Collected data entries:
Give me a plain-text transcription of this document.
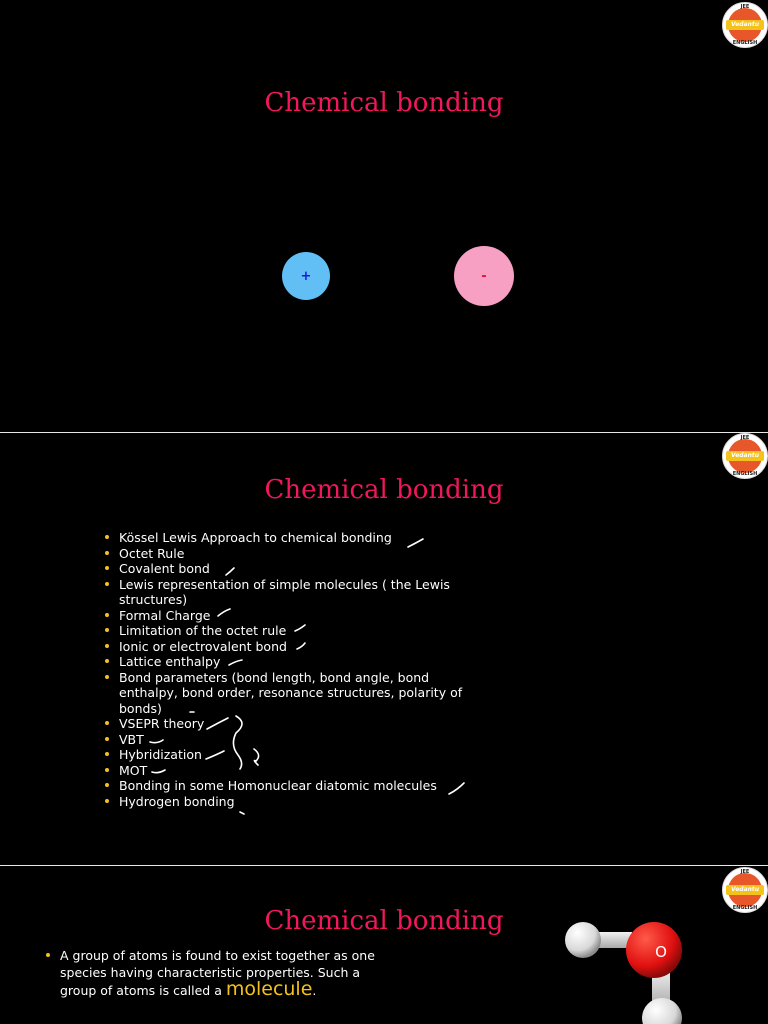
JEE
Vedantu
ENGLISH
Chemical bonding
+	-
JEE
Vedantu
ENGLISH
Chemical bonding
Kössel Lewis Approach to chemical bonding
Octet Rule
Covalent bond
Lewis representation of simple molecules ( the Lewis structures)
Formal Charge
Limitation of the octet rule
Ionic or electrovalent bond
Lattice enthalpy
Bond parameters (bond length, bond angle, bond enthalpy, bond order, resonance structures, polarity of bonds)
VSEPR theory
VBT
Hybridization
MOT
Bonding in some Homonuclear diatomic molecules
Hydrogen bonding
JEE
Vedantu
ENGLISH
Chemical bonding
A group of atoms is found to exist together as one species having characteristic properties. Such a group of atoms is called a molecule.
O
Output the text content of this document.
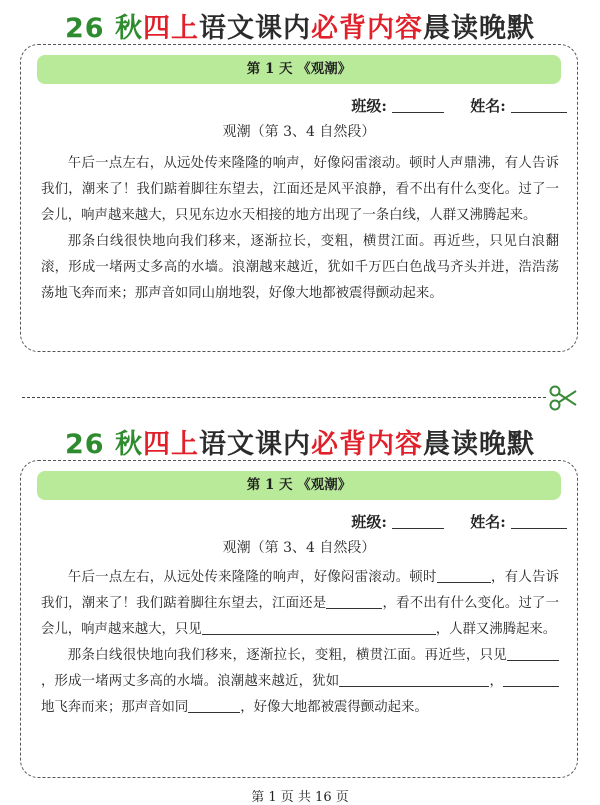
26 秋四上语文课内必背内容晨读晚默
第 1 天 《观潮》
班级:	姓名:
观潮（第 3、4 自然段）

午后一点左右，从远处传来隆隆的响声，好像闷雷滚动。顿时人声鼎沸，有人告诉我们，潮来了！我们踮着脚往东望去，江面还是风平浪静，看不出有什么变化。过了一会儿，响声越来越大，只见东边水天相接的地方出现了一条白线，人群又沸腾起来。

那条白线很快地向我们移来，逐渐拉长，变粗，横贯江面。再近些，只见白浪翻滚，形成一堵两丈多高的水墙。浪潮越来越近，犹如千万匹白色战马齐头并进，浩浩荡荡地飞奔而来；那声音如同山崩地裂，好像大地都被震得颤动起来。

26 秋四上语文课内必背内容晨读晚默
第 1 天 《观潮》
班级:	姓名:
观潮（第 3、4 自然段）

午后一点左右，从远处传来隆隆的响声，好像闷雷滚动。顿时	，有人告诉我们，潮来了！我们踮着脚往东望去，江面还是	，看不出有什么变化。过了一会儿，响声越来越大，只见	，人群又沸腾起来。

那条白线很快地向我们移来，逐渐拉长，变粗，横贯江面。再近些，只见，形成一堵两丈多高的水墙。浪潮越来越近，犹如	，地飞奔而来；那声音如同	，好像大地都被震得颤动起来。

第 1 页 共 16 页
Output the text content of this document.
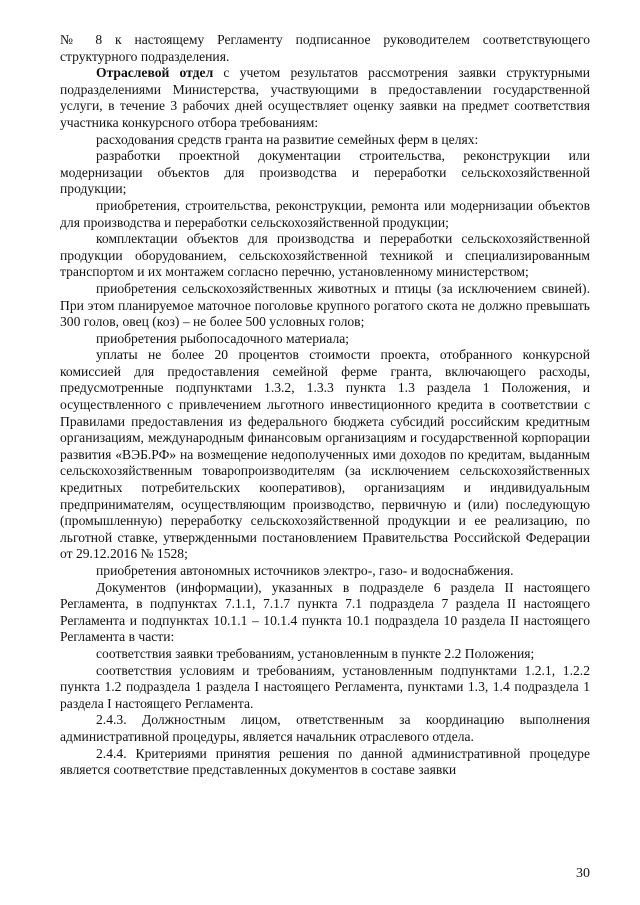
№ 8 к настоящему Регламенту подписанное руководителем соответствующего структурного подразделения.

Отраслевой отдел с учетом результатов рассмотрения заявки структурными подразделениями Министерства, участвующими в предоставлении государственной услуги, в течение 3 рабочих дней осуществляет оценку заявки на предмет соответствия участника конкурсного отбора требованиям:

расходования средств гранта на развитие семейных ферм в целях:

разработки проектной документации строительства, реконструкции или модернизации объектов для производства и переработки сельскохозяйственной продукции;

приобретения, строительства, реконструкции, ремонта или модернизации объектов для производства и переработки сельскохозяйственной продукции;

комплектации объектов для производства и переработки сельскохозяйственной продукции оборудованием, сельскохозяйственной техникой и специализированным транспортом и их монтажем согласно перечню, установленному министерством;

приобретения сельскохозяйственных животных и птицы (за исключением свиней). При этом планируемое маточное поголовье крупного рогатого скота не должно превышать 300 голов, овец (коз) – не более 500 условных голов;

приобретения рыбопосадочного материала;

уплаты не более 20 процентов стоимости проекта, отобранного конкурсной комиссией для предоставления семейной ферме гранта, включающего расходы, предусмотренные подпунктами 1.3.2, 1.3.3 пункта 1.3 раздела 1 Положения, и осуществленного с привлечением льготного инвестиционного кредита в соответствии с Правилами предоставления из федерального бюджета субсидий российским кредитным организациям, международным финансовым организациям и государственной корпорации развития «ВЭБ.РФ» на возмещение недополученных ими доходов по кредитам, выданным сельскохозяйственным товаропроизводителям (за исключением сельскохозяйственных кредитных потребительских кооперативов), организациям и индивидуальным предпринимателям, осуществляющим производство, первичную и (или) последующую (промышленную) переработку сельскохозяйственной продукции и ее реализацию, по льготной ставке, утвержденными постановлением Правительства Российской Федерации от 29.12.2016 № 1528;

приобретения автономных источников электро-, газо- и водоснабжения.

Документов (информации), указанных в подразделе 6 раздела II настоящего Регламента, в подпунктах 7.1.1, 7.1.7 пункта 7.1 подраздела 7 раздела II настоящего Регламента и подпунктах 10.1.1 – 10.1.4 пункта 10.1 подраздела 10 раздела II настоящего Регламента в части:

соответствия заявки требованиям, установленным в пункте 2.2 Положения;

соответствия условиям и требованиям, установленным подпунктами 1.2.1, 1.2.2 пункта 1.2 подраздела 1 раздела I настоящего Регламента, пунктами 1.3, 1.4 подраздела 1 раздела I настоящего Регламента.

2.4.3. Должностным лицом, ответственным за координацию выполнения административной процедуры, является начальник отраслевого отдела.

2.4.4. Критериями принятия решения по данной административной процедуре является соответствие представленных документов в составе заявки

30
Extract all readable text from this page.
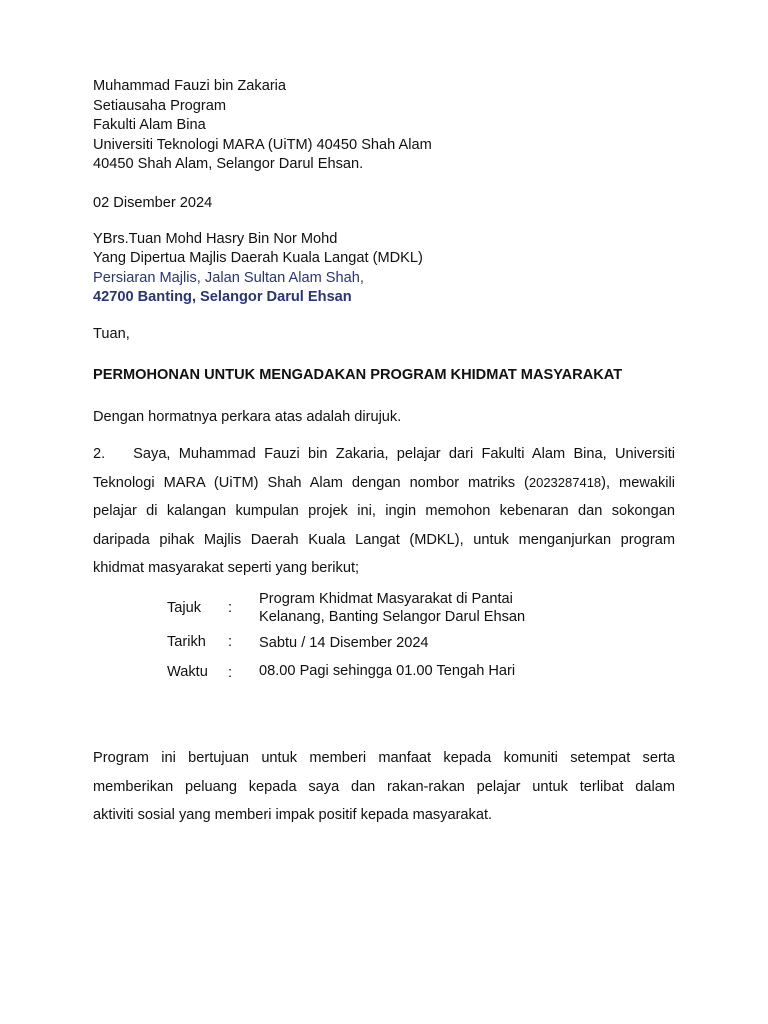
Muhammad Fauzi bin Zakaria
Setiausaha Program
Fakulti Alam Bina
Universiti Teknologi MARA (UiTM) 40450 Shah Alam
40450 Shah Alam, Selangor Darul Ehsan.
02 Disember 2024
YBrs.Tuan Mohd Hasry Bin Nor Mohd
Yang Dipertua Majlis Daerah Kuala Langat (MDKL)
Persiaran Majlis, Jalan Sultan Alam Shah,
42700 Banting, Selangor Darul Ehsan
Tuan,
PERMOHONAN UNTUK MENGADAKAN PROGRAM KHIDMAT MASYARAKAT
Dengan hormatnya perkara atas adalah dirujuk.
2. Saya, Muhammad Fauzi bin Zakaria, pelajar dari Fakulti Alam Bina, Universiti
Teknologi MARA (UiTM) Shah Alam dengan nombor matriks (2023287418), mewakili
pelajar di kalangan kumpulan projek ini, ingin memohon kebenaran dan sokongan
daripada pihak Majlis Daerah Kuala Langat (MDKL), untuk menganjurkan program
khidmat masyarakat seperti yang berikut;
Tajuk :
Program Khidmat Masyarakat di Pantai
Kelanang, Banting Selangor Darul Ehsan
Tarikh : Sabtu / 14 Disember 2024
Waktu : 08.00 Pagi sehingga 01.00 Tengah Hari
Program ini bertujuan untuk memberi manfaat kepada komuniti setempat serta
memberikan peluang kepada saya dan rakan-rakan pelajar untuk terlibat dalam
aktiviti sosial yang memberi impak positif kepada masyarakat.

Goal of the exercise =>
Using the records above, pull out each line where the word "好像闷雷滚动" occurs.

Exercise output =>
午后一点左右，从远处传来隆隆的响声，好像闷雷滚动。顿时人声鼎沸，有人告诉我们，潮来了！我们踮着脚往东望去，江面还是风平浪静，看不出有什么变化。过了一会儿，响声越来越大，只见东边水天相接的地方出现了一条白线，人群又沸腾起来。
午后一点左右，从远处传来隆隆的响声，好像闷雷滚动。顿时	，有人告诉我们，潮来了！我们踮着脚往东望去，江面还是	，看不出有什么变化。过了一会儿，响声越来越大，只见	，人群又沸腾起来。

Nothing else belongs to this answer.